======== EXTRACTED ENTRIES ========

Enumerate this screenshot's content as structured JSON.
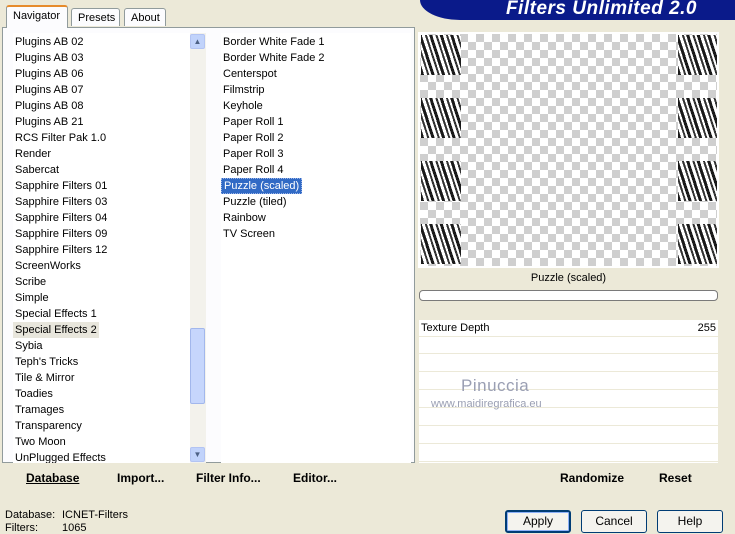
{
  "tabs": [
    "Navigator",
    "Presets",
    "About"
  ],
  "banner_title": "Filters Unlimited 2.0",
  "categories": [
    "Plugins AB 02",
    "Plugins AB 03",
    "Plugins AB 06",
    "Plugins AB 07",
    "Plugins AB 08",
    "Plugins AB 21",
    "RCS Filter Pak 1.0",
    "Render",
    "Sabercat",
    "Sapphire Filters 01",
    "Sapphire Filters 03",
    "Sapphire Filters 04",
    "Sapphire Filters 09",
    "Sapphire Filters 12",
    "ScreenWorks",
    "Scribe",
    "Simple",
    "Special Effects 1",
    "Special Effects 2",
    "Sybia",
    "Teph's Tricks",
    "Tile & Mirror",
    "Toadies",
    "Tramages",
    "Transparency",
    "Two Moon",
    "UnPlugged Effects"
  ],
  "selected_category": "Special Effects 2",
  "filters": [
    "Border White Fade 1",
    "Border White Fade 2",
    "Centerspot",
    "Filmstrip",
    "Keyhole",
    "Paper Roll 1",
    "Paper Roll 2",
    "Paper Roll 3",
    "Paper Roll 4",
    "Puzzle (scaled)",
    "Puzzle (tiled)",
    "Rainbow",
    "TV Screen"
  ],
  "selected_filter": "Puzzle (scaled)",
  "left_buttons": {
    "database": "Database",
    "import": "Import...",
    "filter_info": "Filter Info...",
    "editor": "Editor..."
  },
  "preview_caption": "Puzzle (scaled)",
  "params": [
    {
      "name": "Texture Depth",
      "value": "255"
    }
  ],
  "watermark": {
    "name": "Pinuccia",
    "url": "www.maidiregrafica.eu"
  },
  "right_buttons": {
    "randomize": "Randomize",
    "reset": "Reset"
  },
  "status": {
    "database_label": "Database:",
    "database_value": "ICNET-Filters",
    "filters_label": "Filters:",
    "filters_value": "1065"
  },
  "dialog_buttons": {
    "apply": "Apply",
    "cancel": "Cancel",
    "help": "Help"
  }
}
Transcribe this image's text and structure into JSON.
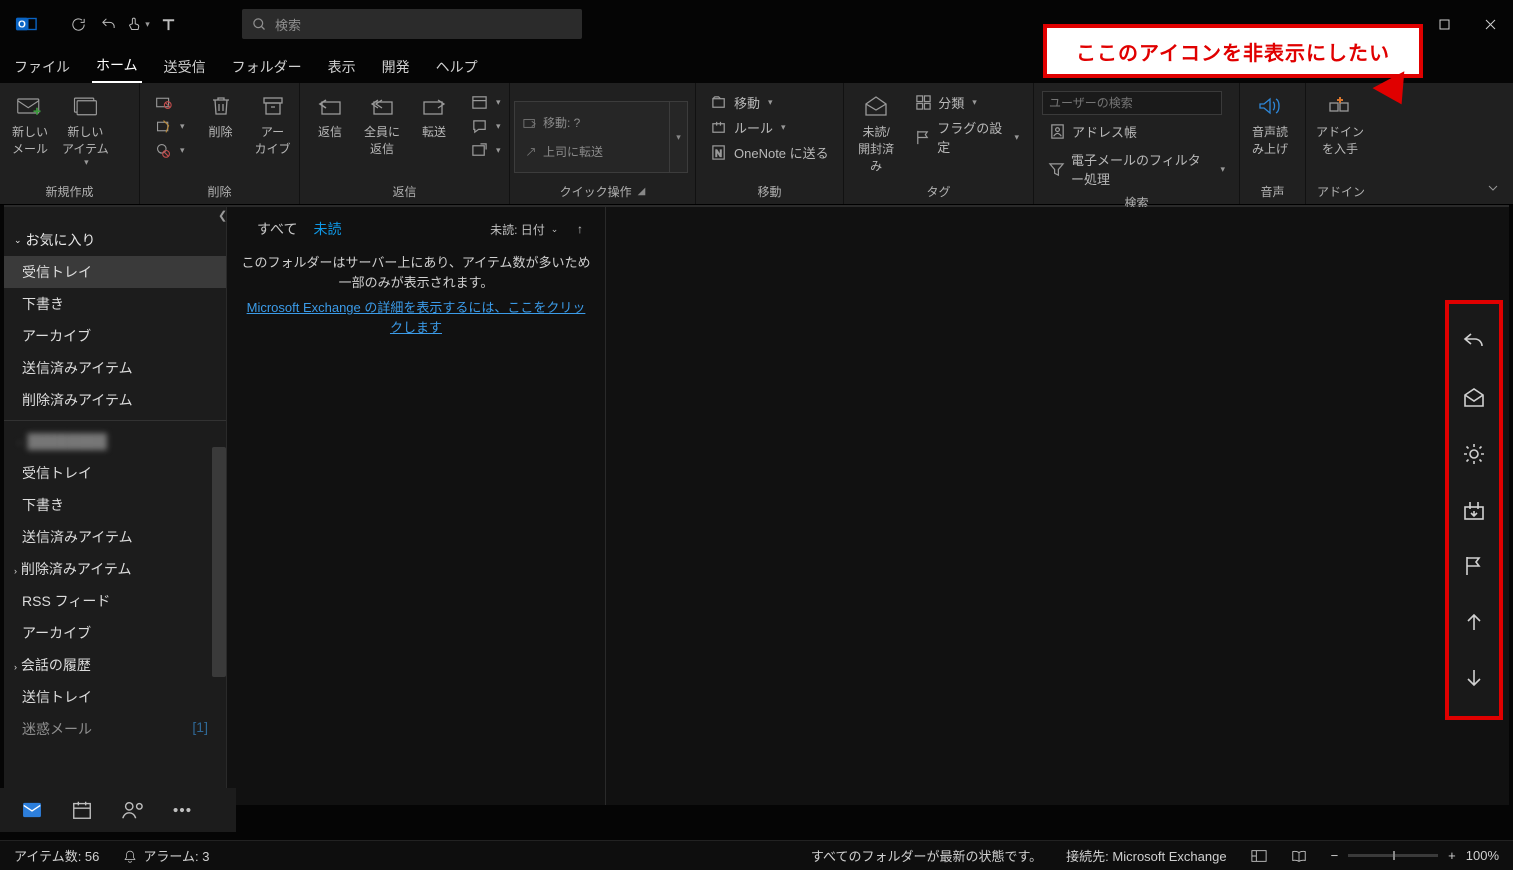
{
  "search": {
    "placeholder": "検索"
  },
  "tabs": [
    "ファイル",
    "ホーム",
    "送受信",
    "フォルダー",
    "表示",
    "開発",
    "ヘルプ"
  ],
  "ribbon": {
    "new_mail": "新しい\nメール",
    "new_item": "新しい\nアイテム",
    "group_new": "新規作成",
    "delete_btn": "削除",
    "archive": "アー\nカイブ",
    "group_delete": "削除",
    "reply": "返信",
    "reply_all": "全員に\n返信",
    "forward": "転送",
    "group_reply": "返信",
    "quick_move": "移動: ?",
    "quick_boss": "上司に転送",
    "group_quick": "クイック操作",
    "move": "移動",
    "rules": "ルール",
    "onenote": "OneNote に送る",
    "group_move": "移動",
    "unread": "未読/\n開封済み",
    "category": "分類",
    "flag": "フラグの設定",
    "group_tag": "タグ",
    "search_user_ph": "ユーザーの検索",
    "addr": "アドレス帳",
    "filter": "電子メールのフィルター処理",
    "group_search": "検索",
    "tts": "音声読\nみ上げ",
    "group_tts": "音声",
    "addin": "アドイン\nを入手",
    "group_addin": "アドイン"
  },
  "nav": {
    "fav": "お気に入り",
    "fav_items": [
      "受信トレイ",
      "下書き",
      "アーカイブ",
      "送信済みアイテム",
      "削除済みアイテム"
    ],
    "account": "████████",
    "acct_items": [
      {
        "l": "受信トレイ"
      },
      {
        "l": "下書き"
      },
      {
        "l": "送信済みアイテム"
      },
      {
        "l": "削除済みアイテム",
        "ex": true
      },
      {
        "l": "RSS フィード"
      },
      {
        "l": "アーカイブ"
      },
      {
        "l": "会話の履歴",
        "ex": true
      },
      {
        "l": "送信トレイ"
      },
      {
        "l": "迷惑メール",
        "c": "[1]",
        "cut": true
      }
    ]
  },
  "list": {
    "tab_all": "すべて",
    "tab_unread": "未読",
    "filter": "未読:  日付",
    "info": "このフォルダーはサーバー上にあり、アイテム数が多いため一部のみが表示されます。",
    "link": "Microsoft Exchange の詳細を表示するには、ここをクリックします"
  },
  "callout": "ここのアイコンを非表示にしたい",
  "status": {
    "items": "アイテム数: 56",
    "alarm": "アラーム: 3",
    "sync": "すべてのフォルダーが最新の状態です。",
    "conn": "接続先: Microsoft Exchange",
    "zoom": "100%"
  }
}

========

_TO DO_
Copy all lines from the data that hold the word "JSON".

_SOLUTION_
Enumerate this screenshot's content as structured JSON.
Transcribe this image's text and structure into JSON.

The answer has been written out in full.